| AVAILABLE DATA |

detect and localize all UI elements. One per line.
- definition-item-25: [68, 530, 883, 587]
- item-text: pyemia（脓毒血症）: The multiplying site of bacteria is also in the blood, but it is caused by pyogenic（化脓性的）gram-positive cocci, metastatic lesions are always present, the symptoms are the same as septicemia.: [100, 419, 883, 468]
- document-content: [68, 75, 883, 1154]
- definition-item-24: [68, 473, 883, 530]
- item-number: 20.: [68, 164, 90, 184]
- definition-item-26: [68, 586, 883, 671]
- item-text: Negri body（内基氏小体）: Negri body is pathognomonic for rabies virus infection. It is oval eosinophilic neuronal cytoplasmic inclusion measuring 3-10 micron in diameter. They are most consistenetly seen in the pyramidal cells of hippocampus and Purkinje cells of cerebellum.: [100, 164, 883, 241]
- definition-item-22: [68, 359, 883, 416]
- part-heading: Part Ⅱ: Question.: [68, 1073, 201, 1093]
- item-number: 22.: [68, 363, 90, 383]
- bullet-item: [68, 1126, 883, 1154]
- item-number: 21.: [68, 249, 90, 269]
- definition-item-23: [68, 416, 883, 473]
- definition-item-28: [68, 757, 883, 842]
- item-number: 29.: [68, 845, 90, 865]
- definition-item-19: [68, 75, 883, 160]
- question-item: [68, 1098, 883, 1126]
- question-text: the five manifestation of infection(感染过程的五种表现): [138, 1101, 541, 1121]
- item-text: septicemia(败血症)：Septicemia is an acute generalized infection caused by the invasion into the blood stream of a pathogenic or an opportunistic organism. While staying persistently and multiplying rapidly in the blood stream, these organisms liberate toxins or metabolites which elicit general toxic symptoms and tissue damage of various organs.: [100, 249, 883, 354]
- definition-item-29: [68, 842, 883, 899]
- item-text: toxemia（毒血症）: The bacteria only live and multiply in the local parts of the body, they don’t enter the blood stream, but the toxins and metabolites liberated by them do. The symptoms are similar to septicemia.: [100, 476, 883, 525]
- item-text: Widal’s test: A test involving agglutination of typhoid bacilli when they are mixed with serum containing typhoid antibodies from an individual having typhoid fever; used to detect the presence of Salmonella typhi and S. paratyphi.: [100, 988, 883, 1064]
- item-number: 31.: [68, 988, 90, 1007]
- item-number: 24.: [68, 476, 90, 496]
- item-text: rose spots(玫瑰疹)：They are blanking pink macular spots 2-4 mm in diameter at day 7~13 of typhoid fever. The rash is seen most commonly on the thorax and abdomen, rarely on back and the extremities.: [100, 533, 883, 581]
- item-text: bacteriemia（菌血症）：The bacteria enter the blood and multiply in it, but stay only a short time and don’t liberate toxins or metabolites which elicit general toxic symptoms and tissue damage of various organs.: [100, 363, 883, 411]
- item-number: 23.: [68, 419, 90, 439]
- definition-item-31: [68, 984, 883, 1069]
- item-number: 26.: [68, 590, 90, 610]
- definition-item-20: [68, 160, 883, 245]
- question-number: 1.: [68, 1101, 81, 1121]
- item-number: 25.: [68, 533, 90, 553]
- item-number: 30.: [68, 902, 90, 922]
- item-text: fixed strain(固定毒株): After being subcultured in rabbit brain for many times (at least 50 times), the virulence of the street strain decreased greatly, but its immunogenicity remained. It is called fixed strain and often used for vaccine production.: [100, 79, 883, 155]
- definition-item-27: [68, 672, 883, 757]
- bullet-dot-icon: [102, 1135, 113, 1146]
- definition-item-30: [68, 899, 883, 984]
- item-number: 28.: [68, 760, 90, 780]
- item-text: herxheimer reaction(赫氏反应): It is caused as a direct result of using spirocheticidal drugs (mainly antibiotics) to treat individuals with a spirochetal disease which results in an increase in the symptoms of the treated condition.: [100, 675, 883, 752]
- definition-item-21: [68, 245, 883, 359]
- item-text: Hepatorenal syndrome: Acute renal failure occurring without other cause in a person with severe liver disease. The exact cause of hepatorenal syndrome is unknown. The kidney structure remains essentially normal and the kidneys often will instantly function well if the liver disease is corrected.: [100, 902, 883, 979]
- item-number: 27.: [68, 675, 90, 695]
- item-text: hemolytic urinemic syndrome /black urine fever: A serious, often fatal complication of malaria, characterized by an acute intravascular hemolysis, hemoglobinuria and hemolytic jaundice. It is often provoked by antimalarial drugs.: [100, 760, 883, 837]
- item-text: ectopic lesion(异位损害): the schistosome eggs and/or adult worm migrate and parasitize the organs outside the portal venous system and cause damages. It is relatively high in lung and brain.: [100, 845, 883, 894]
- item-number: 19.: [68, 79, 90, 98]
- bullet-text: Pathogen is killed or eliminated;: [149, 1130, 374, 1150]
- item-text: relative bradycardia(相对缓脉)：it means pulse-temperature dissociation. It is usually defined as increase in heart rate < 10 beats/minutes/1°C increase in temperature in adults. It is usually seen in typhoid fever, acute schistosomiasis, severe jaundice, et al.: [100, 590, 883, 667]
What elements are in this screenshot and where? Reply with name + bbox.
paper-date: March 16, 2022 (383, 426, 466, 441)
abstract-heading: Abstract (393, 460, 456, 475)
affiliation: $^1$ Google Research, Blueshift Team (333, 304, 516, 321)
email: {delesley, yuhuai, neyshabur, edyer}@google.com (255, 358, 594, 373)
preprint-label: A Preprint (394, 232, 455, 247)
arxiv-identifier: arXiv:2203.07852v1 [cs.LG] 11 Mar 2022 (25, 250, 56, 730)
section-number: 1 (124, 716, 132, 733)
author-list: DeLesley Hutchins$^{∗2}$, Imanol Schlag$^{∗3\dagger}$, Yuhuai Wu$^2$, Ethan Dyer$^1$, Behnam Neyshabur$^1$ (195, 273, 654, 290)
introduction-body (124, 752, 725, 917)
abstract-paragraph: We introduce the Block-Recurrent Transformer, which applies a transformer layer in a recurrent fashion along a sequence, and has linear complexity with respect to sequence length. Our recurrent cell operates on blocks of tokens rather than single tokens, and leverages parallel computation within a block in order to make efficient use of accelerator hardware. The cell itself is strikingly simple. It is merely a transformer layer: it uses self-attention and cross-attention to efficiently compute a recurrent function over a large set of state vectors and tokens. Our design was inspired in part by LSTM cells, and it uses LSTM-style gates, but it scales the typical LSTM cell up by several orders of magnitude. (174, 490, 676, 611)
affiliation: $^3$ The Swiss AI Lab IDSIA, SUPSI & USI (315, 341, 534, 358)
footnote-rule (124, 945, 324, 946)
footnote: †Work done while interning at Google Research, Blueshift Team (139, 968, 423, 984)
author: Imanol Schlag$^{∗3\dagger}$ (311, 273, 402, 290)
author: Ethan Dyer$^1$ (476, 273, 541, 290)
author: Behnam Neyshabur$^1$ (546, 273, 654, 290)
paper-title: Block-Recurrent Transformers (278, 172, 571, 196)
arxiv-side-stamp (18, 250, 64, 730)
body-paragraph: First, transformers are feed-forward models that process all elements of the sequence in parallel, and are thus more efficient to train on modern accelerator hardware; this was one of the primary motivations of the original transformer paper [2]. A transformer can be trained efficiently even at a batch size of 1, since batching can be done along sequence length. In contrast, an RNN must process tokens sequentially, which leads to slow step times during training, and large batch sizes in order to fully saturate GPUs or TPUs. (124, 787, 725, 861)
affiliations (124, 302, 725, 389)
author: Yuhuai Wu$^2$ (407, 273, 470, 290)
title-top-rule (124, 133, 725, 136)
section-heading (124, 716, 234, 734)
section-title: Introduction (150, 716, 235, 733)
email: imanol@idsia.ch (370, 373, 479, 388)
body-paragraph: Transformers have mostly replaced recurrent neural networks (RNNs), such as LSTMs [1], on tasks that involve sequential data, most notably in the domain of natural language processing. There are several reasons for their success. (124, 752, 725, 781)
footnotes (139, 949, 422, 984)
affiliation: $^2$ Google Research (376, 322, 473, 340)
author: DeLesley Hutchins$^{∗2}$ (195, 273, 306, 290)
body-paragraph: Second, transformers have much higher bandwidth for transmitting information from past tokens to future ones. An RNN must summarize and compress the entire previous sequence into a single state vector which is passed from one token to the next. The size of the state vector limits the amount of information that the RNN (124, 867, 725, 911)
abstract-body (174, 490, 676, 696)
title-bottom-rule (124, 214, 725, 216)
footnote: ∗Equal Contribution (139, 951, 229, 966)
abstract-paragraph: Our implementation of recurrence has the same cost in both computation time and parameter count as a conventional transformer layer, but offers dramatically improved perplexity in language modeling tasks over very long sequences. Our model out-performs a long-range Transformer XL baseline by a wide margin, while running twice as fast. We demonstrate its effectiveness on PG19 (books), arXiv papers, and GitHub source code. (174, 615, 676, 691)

| EXERCISE GOAL |
Find the word "Team" in the listing above. Copy each line where it appears.

| RESPONSE TO THIS EXERCISE |
affiliation: $^1$ Google Research, Blueshift Team (333, 304, 516, 321)
footnote: †Work done while interning at Google Research, Blueshift Team (139, 968, 423, 984)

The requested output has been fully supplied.